--- BEGIN ---

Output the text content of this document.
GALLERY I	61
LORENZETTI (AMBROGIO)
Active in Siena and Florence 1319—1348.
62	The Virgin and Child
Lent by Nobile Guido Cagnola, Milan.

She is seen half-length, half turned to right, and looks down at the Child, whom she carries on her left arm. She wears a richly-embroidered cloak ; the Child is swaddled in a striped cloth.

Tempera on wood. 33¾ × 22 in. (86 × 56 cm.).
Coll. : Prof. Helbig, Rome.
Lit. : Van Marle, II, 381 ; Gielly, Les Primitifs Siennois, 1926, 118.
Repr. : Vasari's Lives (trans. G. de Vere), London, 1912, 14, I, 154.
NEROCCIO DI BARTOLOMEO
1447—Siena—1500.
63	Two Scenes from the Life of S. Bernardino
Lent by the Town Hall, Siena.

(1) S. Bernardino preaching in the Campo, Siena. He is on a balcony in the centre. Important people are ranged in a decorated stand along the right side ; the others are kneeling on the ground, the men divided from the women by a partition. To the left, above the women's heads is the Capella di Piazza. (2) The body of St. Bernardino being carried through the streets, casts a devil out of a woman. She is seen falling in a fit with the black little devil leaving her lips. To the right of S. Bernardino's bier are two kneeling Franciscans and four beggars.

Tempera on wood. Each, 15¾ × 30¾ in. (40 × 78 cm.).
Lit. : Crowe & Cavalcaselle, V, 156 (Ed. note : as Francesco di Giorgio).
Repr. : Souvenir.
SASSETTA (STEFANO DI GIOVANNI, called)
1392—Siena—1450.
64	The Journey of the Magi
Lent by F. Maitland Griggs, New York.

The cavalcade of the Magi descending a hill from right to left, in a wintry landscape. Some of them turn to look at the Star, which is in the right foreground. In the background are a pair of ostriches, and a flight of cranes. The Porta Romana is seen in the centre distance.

--- END ---

=== What this task involves ===
Locate and copy each line in the data above that includes the word "Magi".

=== Written answer ===
64	The Journey of the Magi
The cavalcade of the Magi descending a hill from right to left, in a wintry landscape. Some of them turn to look at the Star, which is in the right foreground. In the background are a pair of ostriches, and a flight of cranes. The Porta Romana is seen in the centre distance.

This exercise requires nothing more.